# Exercises to complete:
a) In the project summaries, what three components make up Oregon State University's C3?
b) Pick up the project summaries after their final paragraph and carry them forward.

# Excerpt:
=== Begin Enclosure ===

Manufacturing Efficiency

Harvard University (Harvard) aims to advance nuclear magnetic resonance (NMR) techniques for CO2 reactive rocks to better determine carbonation potential and storage capacity by quantifying CO2 pore filling saturation based on pore size distribution and in-situ wettability. Mineralization reactions occur only in pores occupied by CO2; thus, understanding CO2 transport and distribution in rock porosities is key to efficient mineralization and sequestration.

Johns Hopkins University (JHU) will develop sustainable mining of critical elements from gangue minerals. The concept is based on the electrosynthesis of hydrochloric acid or HCl and base (sodium hydroxide or NaOH) via salt splitting and using renewable electricity as the power source. JHU will use the produced HCl to leach targeted metals from low-grade minerals and NaOH to react with CO2 and generate sodium carbonate (Na2CO3).

The National Renewable Energy Laboratory (NREL) and partners will use bio-derived supplementary cementitious materials and concrete additives generated from low-value byproducts created during sustainable aviation fuel production to develop a carbon-negative, thermally insulating concrete. The team proposes that activated carbon, aerogels, and ash produced from biomass processing, as well as supplemental CO2 adsorption to these materials, can replace a large portion of ordinary portland cement in common concrete ready mix.

Oregon State University will develop C3, a cellulose cement composite, for use in residential and light commercial construction as an alternative to dimensional lumber and sheet products. C3 consists of cellulose excelsior (wood wool), cellulose nano material (CNM), and low carbon cement binders. The team will create C3 from small-diameter logs and branches that are unsuitable for lumber production. Removing small diameter wood from the forest as a potential fuel source can help lessen wildfires.

Columbia University (Columbia) will use innovative processes to enable increased domestic production of energy-relevant metals from CO2-reactive minerals at potentially lower costs than the state of the art. The work will focus on feedstocks from the Tamarack Project, leading to domestic production of nickel, copper, and cobalt and smaller amounts of platinum, palladium, and gold. Activities will leverage Columbia’s hydrometallurgical leach technologies for these minerals.

=== End Enclosure ===

# Given data:

=== Begin Enclosure ===

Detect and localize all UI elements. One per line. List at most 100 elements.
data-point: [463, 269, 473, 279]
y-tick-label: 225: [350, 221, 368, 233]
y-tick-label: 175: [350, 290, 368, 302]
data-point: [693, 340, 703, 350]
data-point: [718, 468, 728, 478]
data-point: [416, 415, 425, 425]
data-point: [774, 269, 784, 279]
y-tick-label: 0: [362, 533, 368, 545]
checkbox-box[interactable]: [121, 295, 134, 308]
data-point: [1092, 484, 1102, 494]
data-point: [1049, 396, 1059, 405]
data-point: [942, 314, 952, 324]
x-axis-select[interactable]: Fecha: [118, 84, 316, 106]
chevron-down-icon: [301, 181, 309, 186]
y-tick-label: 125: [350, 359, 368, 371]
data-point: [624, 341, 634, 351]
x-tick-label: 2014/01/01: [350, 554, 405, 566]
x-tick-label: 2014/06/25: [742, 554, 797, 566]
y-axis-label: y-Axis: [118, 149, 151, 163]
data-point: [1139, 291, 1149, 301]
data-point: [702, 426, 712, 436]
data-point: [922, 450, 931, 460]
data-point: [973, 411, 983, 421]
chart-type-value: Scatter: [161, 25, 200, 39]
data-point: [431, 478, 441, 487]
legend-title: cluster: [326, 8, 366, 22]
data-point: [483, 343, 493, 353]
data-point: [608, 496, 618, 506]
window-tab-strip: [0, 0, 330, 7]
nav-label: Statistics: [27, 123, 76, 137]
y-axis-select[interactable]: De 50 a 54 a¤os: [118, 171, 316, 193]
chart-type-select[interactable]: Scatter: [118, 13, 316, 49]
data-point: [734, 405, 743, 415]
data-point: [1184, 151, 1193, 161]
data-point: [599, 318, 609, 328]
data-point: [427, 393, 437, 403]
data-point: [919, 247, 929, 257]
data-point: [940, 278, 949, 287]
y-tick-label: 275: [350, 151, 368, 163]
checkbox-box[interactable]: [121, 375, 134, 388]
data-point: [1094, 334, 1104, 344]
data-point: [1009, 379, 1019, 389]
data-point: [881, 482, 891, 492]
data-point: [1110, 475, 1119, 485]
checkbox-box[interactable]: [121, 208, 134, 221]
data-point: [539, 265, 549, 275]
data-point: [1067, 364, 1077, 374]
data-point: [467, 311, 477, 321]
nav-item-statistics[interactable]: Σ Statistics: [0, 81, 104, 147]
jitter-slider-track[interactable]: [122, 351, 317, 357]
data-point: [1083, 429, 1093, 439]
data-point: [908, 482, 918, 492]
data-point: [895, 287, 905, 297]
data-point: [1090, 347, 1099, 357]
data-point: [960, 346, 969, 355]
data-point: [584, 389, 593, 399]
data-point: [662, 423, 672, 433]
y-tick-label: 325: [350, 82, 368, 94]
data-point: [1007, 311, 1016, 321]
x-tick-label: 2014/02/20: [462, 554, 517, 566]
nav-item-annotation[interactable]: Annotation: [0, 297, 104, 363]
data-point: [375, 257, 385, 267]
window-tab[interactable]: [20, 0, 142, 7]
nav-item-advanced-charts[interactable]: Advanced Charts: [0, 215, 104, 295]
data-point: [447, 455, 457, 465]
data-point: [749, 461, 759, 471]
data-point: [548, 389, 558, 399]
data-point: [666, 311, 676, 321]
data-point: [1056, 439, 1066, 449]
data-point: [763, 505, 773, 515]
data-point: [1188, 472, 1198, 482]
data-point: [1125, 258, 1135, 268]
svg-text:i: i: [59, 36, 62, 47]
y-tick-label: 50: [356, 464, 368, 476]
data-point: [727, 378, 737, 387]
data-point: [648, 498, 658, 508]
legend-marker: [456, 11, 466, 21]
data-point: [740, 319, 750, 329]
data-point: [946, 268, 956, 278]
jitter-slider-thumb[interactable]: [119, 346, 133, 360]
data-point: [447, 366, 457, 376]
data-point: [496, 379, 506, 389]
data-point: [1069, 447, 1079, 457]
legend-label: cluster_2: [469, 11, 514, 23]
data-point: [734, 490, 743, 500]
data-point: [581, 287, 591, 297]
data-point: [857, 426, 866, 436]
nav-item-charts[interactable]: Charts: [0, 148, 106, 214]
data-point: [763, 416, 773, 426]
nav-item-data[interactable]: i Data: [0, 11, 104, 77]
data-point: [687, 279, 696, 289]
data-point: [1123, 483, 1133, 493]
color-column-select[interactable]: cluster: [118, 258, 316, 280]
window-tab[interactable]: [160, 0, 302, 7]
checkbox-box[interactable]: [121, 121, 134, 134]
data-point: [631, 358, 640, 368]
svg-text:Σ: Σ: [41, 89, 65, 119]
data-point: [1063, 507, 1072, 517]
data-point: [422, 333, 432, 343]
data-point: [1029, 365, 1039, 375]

=== End Enclosure ===

# Exercise results:
a) Cellulose excelsior (wood wool), cellulose nano material (CNM), and low carbon cement binders.

b)
The National Renewable Energy Laboratory (NREL) will develop a cost-effective, easy-to-fabricate bio-based insulation from celium (a cellulose-mycelium composite) to reduce the embodied and operational CO2 footprint of new and retrofitted residential housing. NREL will create celium by valorizing cellulose with mycelium, the root network of fungi, to create a new class of high-performing, carbon-capturing and -storing textiles, foams, and composites. The team will fabricate a net CO2 negative celium material with high-performance thermal, acoustic, and antimicrobial properties.

Purdue University will harness microbial activities to reinforce the load-bearing structure of wood to the strength of steel, increase its fire resistance and lifetime, and lower technological barriers to manufacturing uniform wood composite materials. The “living wood” has a self-healing capability that breathes in CO2 and produces biomaterials to fill up and bond possible cracks. The process is intrinsically scalable and cost-effective due to the bulk treatment of wood and exponential manufacturing of microbes.

The University of Colorado Boulder will manufacture and commercialize a net-CO2-storing portland limestone cement using biogenic limestone (CaCO3) produced via photosynthesis that will store more than 275 kgCO2 and cost less than $100 per ton of cement. Most cement-related CO2 emissions are caused by heating CaCO3 to produce calcium oxide (quicklime), which releases CO2 in the process. The proposed technology will produce biogenic CaCO3 using calcifying microalgae that sequester and store CO2 in mineral form through biological direct air capture via photosynthesis and calcification.

Rio Tinto Services will collaborate with Columbia University, Pacific Northwest National Laboratory, Talon Nickel, Carbfix, and Advantek Waste Management Solutions to develop innovative technologies to potentially sequester CO2 based on the characterization, determination of reaction kinetics, and modeling of the Tamarack Nickel Project’s bowl-shaped ultramafic intrusion. This sequestration would be achieved via the conversion of CO2 into solid rock.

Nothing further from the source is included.